● Goal of the exercise: Wherever a line below holds the word "color", copy that line.

● Data to process:
━━━━━━━━━━━━━━━━

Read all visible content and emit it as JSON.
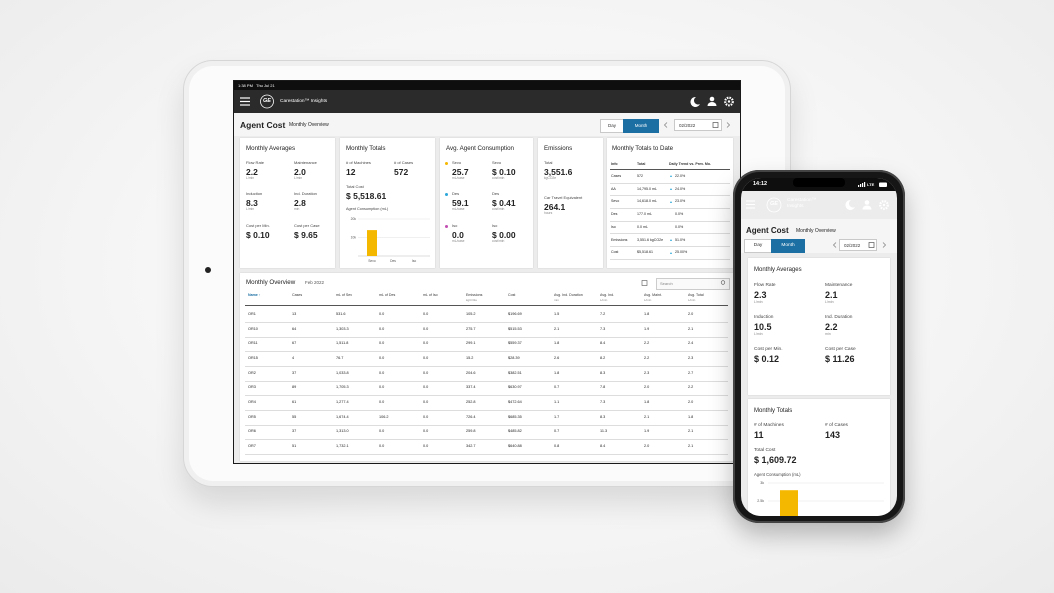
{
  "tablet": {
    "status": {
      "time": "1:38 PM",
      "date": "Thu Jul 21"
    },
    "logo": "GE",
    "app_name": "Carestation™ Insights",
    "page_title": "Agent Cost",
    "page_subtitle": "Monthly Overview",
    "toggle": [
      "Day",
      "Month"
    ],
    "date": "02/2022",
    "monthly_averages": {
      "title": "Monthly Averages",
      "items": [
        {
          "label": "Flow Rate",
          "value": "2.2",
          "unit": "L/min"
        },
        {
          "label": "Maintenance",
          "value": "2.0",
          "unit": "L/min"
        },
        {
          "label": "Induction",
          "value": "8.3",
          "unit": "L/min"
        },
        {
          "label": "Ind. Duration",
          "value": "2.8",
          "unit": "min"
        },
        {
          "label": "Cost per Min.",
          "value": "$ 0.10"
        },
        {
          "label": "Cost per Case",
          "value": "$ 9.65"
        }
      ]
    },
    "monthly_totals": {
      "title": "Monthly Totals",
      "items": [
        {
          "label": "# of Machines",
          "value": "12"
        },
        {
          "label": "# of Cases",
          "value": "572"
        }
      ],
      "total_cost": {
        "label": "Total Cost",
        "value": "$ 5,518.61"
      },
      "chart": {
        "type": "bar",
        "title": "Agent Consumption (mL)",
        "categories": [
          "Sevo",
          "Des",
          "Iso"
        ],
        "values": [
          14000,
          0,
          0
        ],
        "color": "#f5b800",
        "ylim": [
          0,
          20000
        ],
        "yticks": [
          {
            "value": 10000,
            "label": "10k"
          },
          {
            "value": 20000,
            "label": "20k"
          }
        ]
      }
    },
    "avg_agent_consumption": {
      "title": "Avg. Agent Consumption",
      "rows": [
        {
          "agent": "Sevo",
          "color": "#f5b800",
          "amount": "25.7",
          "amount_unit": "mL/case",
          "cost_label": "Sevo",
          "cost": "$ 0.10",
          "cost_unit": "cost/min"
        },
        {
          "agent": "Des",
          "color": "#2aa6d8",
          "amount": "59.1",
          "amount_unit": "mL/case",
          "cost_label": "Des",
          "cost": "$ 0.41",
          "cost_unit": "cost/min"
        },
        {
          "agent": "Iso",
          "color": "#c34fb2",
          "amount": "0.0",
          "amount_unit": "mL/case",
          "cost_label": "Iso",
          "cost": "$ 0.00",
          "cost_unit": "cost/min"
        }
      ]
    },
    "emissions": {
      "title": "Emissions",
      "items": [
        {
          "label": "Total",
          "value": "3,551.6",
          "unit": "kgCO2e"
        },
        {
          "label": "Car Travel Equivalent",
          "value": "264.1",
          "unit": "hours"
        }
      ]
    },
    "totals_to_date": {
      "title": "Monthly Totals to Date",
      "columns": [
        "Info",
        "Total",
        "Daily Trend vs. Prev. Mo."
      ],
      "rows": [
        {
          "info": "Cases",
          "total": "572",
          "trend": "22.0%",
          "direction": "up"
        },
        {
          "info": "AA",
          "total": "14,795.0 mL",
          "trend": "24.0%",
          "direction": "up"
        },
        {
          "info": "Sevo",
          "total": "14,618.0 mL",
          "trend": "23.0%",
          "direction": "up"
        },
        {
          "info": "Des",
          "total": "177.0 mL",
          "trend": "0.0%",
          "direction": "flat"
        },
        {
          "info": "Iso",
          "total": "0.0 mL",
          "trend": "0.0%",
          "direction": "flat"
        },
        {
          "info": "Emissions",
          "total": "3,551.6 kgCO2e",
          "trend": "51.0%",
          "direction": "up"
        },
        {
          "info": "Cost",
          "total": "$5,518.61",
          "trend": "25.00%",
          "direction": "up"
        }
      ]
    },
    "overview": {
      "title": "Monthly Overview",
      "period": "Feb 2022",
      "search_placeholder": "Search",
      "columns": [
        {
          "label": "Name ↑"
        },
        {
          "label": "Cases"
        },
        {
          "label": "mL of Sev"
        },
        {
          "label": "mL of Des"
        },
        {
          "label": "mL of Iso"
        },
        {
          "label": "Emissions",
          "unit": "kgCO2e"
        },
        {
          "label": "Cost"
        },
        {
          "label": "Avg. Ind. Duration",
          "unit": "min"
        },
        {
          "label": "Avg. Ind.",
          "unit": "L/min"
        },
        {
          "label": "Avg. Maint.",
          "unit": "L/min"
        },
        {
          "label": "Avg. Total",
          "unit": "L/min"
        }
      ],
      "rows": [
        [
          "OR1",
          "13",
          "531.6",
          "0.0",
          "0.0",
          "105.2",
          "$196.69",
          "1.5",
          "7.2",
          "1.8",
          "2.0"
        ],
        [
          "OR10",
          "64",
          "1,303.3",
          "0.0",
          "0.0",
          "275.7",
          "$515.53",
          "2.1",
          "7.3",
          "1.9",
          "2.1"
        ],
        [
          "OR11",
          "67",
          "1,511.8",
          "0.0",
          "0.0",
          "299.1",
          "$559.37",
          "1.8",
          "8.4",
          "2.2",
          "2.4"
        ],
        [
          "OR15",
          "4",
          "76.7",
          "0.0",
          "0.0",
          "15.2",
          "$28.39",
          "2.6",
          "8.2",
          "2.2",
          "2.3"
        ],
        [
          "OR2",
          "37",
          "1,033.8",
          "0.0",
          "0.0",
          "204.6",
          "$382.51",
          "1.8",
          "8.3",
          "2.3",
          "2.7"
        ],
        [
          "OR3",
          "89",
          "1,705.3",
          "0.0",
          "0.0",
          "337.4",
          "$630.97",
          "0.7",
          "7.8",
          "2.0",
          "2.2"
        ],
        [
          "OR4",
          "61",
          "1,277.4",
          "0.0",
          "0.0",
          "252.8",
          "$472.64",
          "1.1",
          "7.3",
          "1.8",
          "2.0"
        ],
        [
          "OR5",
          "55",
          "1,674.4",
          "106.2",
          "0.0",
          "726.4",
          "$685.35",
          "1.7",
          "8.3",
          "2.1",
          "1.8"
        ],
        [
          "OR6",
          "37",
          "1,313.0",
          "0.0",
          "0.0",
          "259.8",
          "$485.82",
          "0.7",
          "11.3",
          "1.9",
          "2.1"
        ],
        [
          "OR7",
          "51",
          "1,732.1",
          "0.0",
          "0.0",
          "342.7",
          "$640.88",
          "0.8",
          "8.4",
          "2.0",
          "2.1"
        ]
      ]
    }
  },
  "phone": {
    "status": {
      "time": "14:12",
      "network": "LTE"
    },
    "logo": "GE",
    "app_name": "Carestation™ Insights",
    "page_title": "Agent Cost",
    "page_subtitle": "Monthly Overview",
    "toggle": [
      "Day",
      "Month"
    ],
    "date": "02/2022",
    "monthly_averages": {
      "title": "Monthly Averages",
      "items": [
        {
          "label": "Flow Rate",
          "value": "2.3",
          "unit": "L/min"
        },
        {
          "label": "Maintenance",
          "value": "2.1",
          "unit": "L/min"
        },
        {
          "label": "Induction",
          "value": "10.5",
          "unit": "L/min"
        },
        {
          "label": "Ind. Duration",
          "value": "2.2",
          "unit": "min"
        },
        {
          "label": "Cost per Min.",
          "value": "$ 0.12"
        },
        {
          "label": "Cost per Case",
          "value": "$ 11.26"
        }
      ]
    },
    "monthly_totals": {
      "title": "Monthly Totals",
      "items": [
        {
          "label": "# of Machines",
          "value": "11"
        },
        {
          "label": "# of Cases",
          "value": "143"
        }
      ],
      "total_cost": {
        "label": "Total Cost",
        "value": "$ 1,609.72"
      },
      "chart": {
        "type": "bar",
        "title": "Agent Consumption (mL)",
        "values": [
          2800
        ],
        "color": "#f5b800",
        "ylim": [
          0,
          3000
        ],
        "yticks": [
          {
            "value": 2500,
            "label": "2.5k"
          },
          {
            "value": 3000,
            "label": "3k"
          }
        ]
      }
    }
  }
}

━━━━━━━━━━━━━━━━

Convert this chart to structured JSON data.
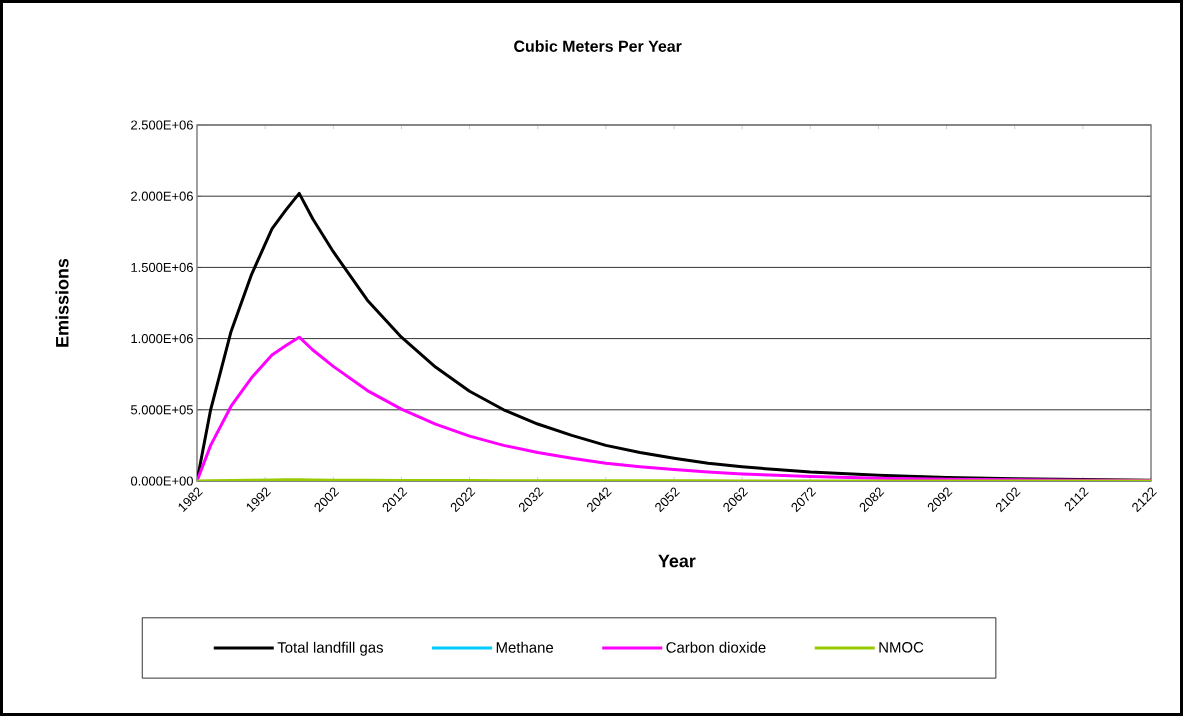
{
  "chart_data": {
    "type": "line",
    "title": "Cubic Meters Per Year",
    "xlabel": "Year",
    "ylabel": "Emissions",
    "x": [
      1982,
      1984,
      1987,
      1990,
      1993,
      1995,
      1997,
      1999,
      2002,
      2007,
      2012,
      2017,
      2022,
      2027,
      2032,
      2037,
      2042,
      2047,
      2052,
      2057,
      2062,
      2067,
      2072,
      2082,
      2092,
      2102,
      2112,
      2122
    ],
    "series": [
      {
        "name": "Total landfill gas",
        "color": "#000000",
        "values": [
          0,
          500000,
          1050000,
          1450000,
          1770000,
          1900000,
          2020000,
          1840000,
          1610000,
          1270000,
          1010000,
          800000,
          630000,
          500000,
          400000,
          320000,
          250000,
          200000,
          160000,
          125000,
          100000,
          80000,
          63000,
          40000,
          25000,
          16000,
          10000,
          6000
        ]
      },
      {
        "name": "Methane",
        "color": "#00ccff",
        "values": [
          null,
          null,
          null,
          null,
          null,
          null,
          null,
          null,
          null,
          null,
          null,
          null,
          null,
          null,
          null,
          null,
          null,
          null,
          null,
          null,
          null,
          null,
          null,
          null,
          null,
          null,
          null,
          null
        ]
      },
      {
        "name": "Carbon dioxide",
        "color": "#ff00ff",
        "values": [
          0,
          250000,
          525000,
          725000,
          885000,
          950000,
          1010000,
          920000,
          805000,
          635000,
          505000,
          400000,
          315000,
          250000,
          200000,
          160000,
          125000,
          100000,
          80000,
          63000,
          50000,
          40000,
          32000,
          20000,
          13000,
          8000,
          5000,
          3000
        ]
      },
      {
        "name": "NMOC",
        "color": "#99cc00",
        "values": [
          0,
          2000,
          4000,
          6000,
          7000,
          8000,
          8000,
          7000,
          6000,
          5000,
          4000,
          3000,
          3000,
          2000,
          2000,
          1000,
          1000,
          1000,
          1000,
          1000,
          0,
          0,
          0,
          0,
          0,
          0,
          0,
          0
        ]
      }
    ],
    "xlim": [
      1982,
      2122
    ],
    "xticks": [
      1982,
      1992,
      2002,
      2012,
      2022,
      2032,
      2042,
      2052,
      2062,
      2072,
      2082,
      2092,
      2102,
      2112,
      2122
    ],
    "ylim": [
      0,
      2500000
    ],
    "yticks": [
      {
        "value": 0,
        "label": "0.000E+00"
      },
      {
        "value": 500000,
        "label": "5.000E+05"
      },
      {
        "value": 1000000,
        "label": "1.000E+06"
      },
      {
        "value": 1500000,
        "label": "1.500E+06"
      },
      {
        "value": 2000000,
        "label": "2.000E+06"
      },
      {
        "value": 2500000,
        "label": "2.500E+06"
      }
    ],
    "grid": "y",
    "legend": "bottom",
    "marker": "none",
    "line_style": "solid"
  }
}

━━━━━━━━━━━━━━━━

● Response below:
        "color": "#f5b800",
          "color": "#f5b800",
          "color": "#2aa6d8",
          "color": "#c34fb2",
        "color": "#f5b800",
        "color": "#000000",
        "color": "#00ccff",
        "color": "#ff00ff",
        "color": "#99cc00",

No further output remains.